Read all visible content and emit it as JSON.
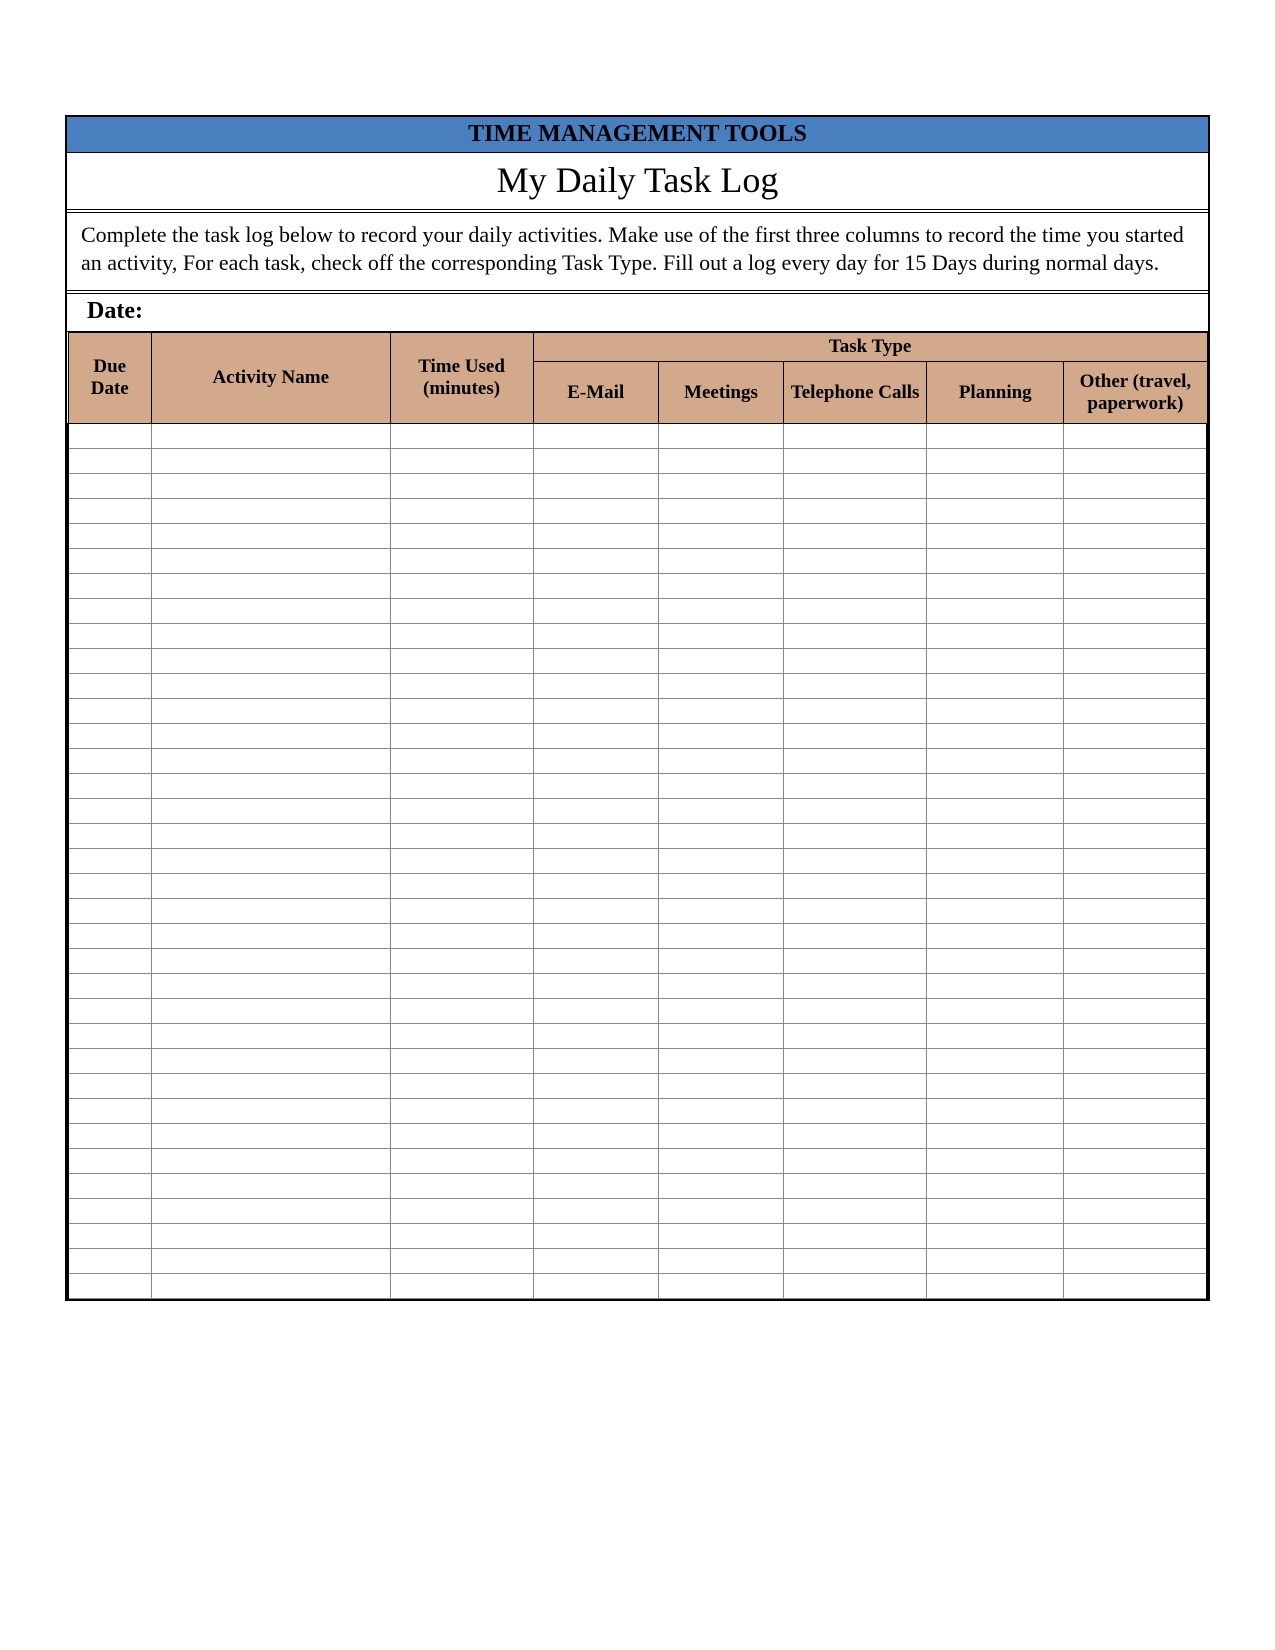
{
  "header": {
    "banner": "TIME MANAGEMENT TOOLS",
    "title": "My Daily Task Log"
  },
  "instructions": "Complete the task log below to record your daily activities. Make use of the first three columns to record the time you started an activity, For each task, check off the corresponding Task Type. Fill out a log every day for 15 Days during normal days.",
  "date_label": "Date:",
  "columns": {
    "due_date": "Due Date",
    "activity_name": "Activity Name",
    "time_used": "Time Used (minutes)",
    "task_type_header": "Task Type",
    "email": "E-Mail",
    "meetings": "Meetings",
    "telephone": "Telephone Calls",
    "planning": "Planning",
    "other": "Other (travel, paperwork)"
  },
  "row_count": 35
}
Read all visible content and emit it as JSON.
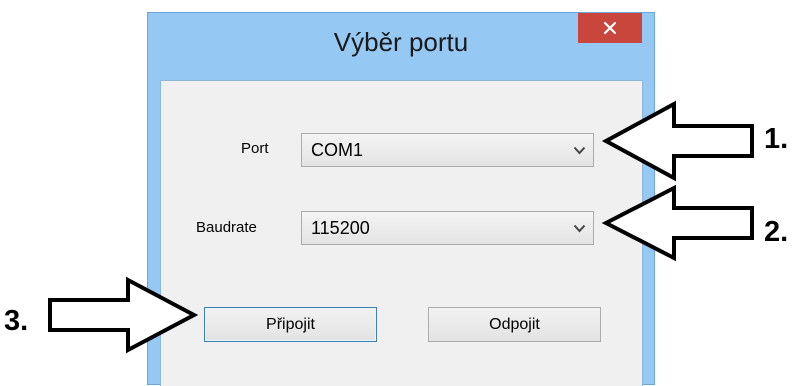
{
  "window": {
    "title": "Výběr portu",
    "close_icon": "close-icon"
  },
  "form": {
    "port_label": "Port",
    "port_value": "COM1",
    "baudrate_label": "Baudrate",
    "baudrate_value": "115200"
  },
  "buttons": {
    "connect_label": "Připojit",
    "disconnect_label": "Odpojit"
  },
  "annotations": {
    "step1": "1.",
    "step2": "2.",
    "step3": "3."
  },
  "colors": {
    "frame": "#96c8f4",
    "close": "#c9463d",
    "client": "#f0f0f0",
    "focus_border": "#3c7fb1"
  }
}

▬▬▬

Brief -
Each record above must be returned exactly as written, with its pictures omitted.

Exercise output -
Read all visible content and emit it as JSON.
{
  "header": {
    "banner": "TIME MANAGEMENT TOOLS",
    "title": "My Daily Task Log"
  },
  "instructions": "Complete the task log below to record your daily activities. Make use of the first three columns to record the time you started an activity, For each task, check off the corresponding Task Type. Fill out a log every day for 15 Days during normal days.",
  "date_label": "Date:",
  "columns": {
    "due_date": "Due Date",
    "activity_name": "Activity Name",
    "time_used": "Time Used (minutes)",
    "task_type_header": "Task Type",
    "email": "E-Mail",
    "meetings": "Meetings",
    "telephone": "Telephone Calls",
    "planning": "Planning",
    "other": "Other (travel, paperwork)"
  },
  "row_count": 35
}
Read all visible content and emit it as JSON.
{
  "window": {
    "title": "Výběr portu",
    "close_icon": "close-icon"
  },
  "form": {
    "port_label": "Port",
    "port_value": "COM1",
    "baudrate_label": "Baudrate",
    "baudrate_value": "115200"
  },
  "buttons": {
    "connect_label": "Připojit",
    "disconnect_label": "Odpojit"
  },
  "annotations": {
    "step1": "1.",
    "step2": "2.",
    "step3": "3."
  },
  "colors": {
    "frame": "#96c8f4",
    "close": "#c9463d",
    "client": "#f0f0f0",
    "focus_border": "#3c7fb1"
  }
}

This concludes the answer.